»»

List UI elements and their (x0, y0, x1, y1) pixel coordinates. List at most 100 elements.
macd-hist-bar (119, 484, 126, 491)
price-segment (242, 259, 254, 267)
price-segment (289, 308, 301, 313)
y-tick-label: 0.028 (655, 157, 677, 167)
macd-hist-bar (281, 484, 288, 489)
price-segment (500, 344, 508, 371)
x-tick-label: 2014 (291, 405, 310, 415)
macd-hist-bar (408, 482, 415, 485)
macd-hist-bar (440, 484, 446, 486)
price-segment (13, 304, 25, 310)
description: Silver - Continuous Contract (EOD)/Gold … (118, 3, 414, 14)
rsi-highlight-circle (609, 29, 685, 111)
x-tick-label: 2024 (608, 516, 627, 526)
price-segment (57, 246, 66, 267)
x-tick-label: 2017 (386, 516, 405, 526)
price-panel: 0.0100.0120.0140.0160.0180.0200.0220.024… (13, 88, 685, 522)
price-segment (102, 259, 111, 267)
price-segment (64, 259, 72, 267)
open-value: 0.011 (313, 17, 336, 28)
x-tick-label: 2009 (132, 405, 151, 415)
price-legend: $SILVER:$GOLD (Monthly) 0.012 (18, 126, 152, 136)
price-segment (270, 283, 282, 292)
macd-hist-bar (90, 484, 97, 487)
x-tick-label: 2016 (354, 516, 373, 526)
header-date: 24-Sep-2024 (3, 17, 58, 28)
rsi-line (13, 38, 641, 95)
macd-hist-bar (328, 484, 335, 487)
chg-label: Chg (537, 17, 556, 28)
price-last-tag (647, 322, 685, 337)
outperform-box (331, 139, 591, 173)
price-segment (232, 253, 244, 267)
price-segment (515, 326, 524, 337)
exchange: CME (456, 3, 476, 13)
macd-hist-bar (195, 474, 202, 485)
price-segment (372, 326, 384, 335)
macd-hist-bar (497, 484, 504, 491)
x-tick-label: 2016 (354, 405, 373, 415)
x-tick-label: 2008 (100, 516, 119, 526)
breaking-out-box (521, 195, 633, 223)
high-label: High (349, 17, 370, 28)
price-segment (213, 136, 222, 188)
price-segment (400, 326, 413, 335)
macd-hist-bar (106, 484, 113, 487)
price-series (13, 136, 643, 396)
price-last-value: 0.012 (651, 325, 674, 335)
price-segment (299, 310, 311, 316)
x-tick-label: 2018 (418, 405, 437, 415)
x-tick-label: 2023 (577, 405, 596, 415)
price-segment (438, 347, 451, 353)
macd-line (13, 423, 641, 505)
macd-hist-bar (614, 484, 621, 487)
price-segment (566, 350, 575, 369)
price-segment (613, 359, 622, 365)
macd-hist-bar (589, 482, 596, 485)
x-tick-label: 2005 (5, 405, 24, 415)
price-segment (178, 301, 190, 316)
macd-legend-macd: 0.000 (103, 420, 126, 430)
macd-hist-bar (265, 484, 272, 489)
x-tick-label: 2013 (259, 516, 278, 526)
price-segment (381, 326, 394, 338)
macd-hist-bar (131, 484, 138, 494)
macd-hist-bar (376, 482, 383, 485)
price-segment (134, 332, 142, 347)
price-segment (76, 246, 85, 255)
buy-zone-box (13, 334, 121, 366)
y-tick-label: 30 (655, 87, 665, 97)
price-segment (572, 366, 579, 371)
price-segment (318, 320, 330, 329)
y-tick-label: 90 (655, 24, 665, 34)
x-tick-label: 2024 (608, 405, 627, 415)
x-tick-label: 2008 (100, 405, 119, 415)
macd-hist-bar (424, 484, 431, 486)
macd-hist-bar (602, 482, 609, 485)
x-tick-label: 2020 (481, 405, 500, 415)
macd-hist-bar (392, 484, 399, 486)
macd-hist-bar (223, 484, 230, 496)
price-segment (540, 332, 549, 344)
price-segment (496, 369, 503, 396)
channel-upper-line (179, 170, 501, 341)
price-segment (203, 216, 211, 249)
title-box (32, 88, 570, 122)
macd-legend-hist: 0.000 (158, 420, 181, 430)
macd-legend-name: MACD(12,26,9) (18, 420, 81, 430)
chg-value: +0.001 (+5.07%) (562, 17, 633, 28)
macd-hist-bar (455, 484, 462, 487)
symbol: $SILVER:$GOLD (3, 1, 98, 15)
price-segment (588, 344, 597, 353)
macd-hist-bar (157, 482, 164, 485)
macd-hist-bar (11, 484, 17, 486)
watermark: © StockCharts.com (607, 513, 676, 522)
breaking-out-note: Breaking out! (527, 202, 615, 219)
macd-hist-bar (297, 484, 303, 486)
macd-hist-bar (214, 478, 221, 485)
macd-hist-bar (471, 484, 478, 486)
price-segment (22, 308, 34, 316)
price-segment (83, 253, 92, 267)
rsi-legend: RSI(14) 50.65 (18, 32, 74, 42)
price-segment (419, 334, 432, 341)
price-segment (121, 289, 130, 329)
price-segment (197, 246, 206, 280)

««

- **REQUIREMENT**: Rewrite all the lines above as a numbered list, omitting any blank lines.

- **WRITTEN REPLY**:
1. List UI elements and their (x0, y0, x1, y1) pixel coordinates. List at most 100 elements.
2. macd-hist-bar (119, 484, 126, 491)
3. price-segment (242, 259, 254, 267)
4. price-segment (289, 308, 301, 313)
5. y-tick-label: 0.028 (655, 157, 677, 167)
6. macd-hist-bar (281, 484, 288, 489)
7. price-segment (500, 344, 508, 371)
8. x-tick-label: 2014 (291, 405, 310, 415)
9. macd-hist-bar (408, 482, 415, 485)
10. macd-hist-bar (440, 484, 446, 486)
11. price-segment (13, 304, 25, 310)
12. description: Silver - Continuous Contract (EOD)/Gold … (118, 3, 414, 14)
13. rsi-highlight-circle (609, 29, 685, 111)
14. x-tick-label: 2024 (608, 516, 627, 526)
15. price-segment (57, 246, 66, 267)
16. x-tick-label: 2017 (386, 516, 405, 526)
17. price-panel: 0.0100.0120.0140.0160.0180.0200.0220.024… (13, 88, 685, 522)
18. price-segment (102, 259, 111, 267)
19. price-segment (64, 259, 72, 267)
20. open-value: 0.011 (313, 17, 336, 28)
21. x-tick-label: 2009 (132, 405, 151, 415)
22. price-legend: $SILVER:$GOLD (Monthly) 0.012 (18, 126, 152, 136)
23. price-segment (270, 283, 282, 292)
24. macd-hist-bar (90, 484, 97, 487)
25. x-tick-label: 2016 (354, 516, 373, 526)
26. header-date: 24-Sep-2024 (3, 17, 58, 28)
27. rsi-line (13, 38, 641, 95)
28. macd-hist-bar (328, 484, 335, 487)
29. chg-label: Chg (537, 17, 556, 28)
30. price-last-tag (647, 322, 685, 337)
31. outperform-box (331, 139, 591, 173)
32. price-segment (232, 253, 244, 267)
33. price-segment (515, 326, 524, 337)
34. exchange: CME (456, 3, 476, 13)
35. macd-hist-bar (195, 474, 202, 485)
36. price-segment (372, 326, 384, 335)
37. macd-hist-bar (497, 484, 504, 491)
38. x-tick-label: 2016 (354, 405, 373, 415)
39. x-tick-label: 2008 (100, 516, 119, 526)
40. breaking-out-box (521, 195, 633, 223)
41. high-label: High (349, 17, 370, 28)
42. price-segment (213, 136, 222, 188)
43. price-segment (400, 326, 413, 335)
44. macd-hist-bar (106, 484, 113, 487)
45. price-series (13, 136, 643, 396)
46. price-last-value: 0.012 (651, 325, 674, 335)
47. price-segment (299, 310, 311, 316)
48. x-tick-label: 2018 (418, 405, 437, 415)
49. x-tick-label: 2023 (577, 405, 596, 415)
50. price-segment (438, 347, 451, 353)
51. macd-line (13, 423, 641, 505)
52. macd-hist-bar (614, 484, 621, 487)
53. price-segment (566, 350, 575, 369)
54. price-segment (613, 359, 622, 365)
55. macd-hist-bar (589, 482, 596, 485)
56. x-tick-label: 2005 (5, 405, 24, 415)
57. price-segment (178, 301, 190, 316)
58. macd-legend-macd: 0.000 (103, 420, 126, 430)
59. macd-hist-bar (265, 484, 272, 489)
60. x-tick-label: 2013 (259, 516, 278, 526)
61. price-segment (381, 326, 394, 338)
62. macd-hist-bar (131, 484, 138, 494)
63. macd-hist-bar (376, 482, 383, 485)
64. price-segment (134, 332, 142, 347)
65. price-segment (76, 246, 85, 255)
66. buy-zone-box (13, 334, 121, 366)
67. y-tick-label: 30 (655, 87, 665, 97)
68. price-segment (572, 366, 579, 371)
69. price-segment (318, 320, 330, 329)
70. y-tick-label: 90 (655, 24, 665, 34)
71. x-tick-label: 2024 (608, 405, 627, 415)
72. x-tick-label: 2008 (100, 405, 119, 415)
73. macd-hist-bar (424, 484, 431, 486)
74. macd-hist-bar (602, 482, 609, 485)
75. x-tick-label: 2020 (481, 405, 500, 415)
76. macd-hist-bar (392, 484, 399, 486)
77. macd-hist-bar (223, 484, 230, 496)
78. price-segment (540, 332, 549, 344)
79. price-segment (496, 369, 503, 396)
80. channel-upper-line (179, 170, 501, 341)
81. price-segment (203, 216, 211, 249)
82. title-box (32, 88, 570, 122)
83. macd-legend-hist: 0.000 (158, 420, 181, 430)
84. macd-legend-name: MACD(12,26,9) (18, 420, 81, 430)
85. chg-value: +0.001 (+5.07%) (562, 17, 633, 28)
86. macd-hist-bar (455, 484, 462, 487)
87. symbol: $SILVER:$GOLD (3, 1, 98, 15)
88. price-segment (588, 344, 597, 353)
89. macd-hist-bar (157, 482, 164, 485)
90. macd-hist-bar (11, 484, 17, 486)
91. watermark: © StockCharts.com (607, 513, 676, 522)
92. breaking-out-note: Breaking out! (527, 202, 615, 219)
93. macd-hist-bar (297, 484, 303, 486)
94. macd-hist-bar (214, 478, 221, 485)
95. macd-hist-bar (471, 484, 478, 486)
96. price-segment (22, 308, 34, 316)
97. price-segment (83, 253, 92, 267)
98. rsi-legend: RSI(14) 50.65 (18, 32, 74, 42)
99. price-segment (419, 334, 432, 341)
100. price-segment (121, 289, 130, 329)
101. price-segment (197, 246, 206, 280)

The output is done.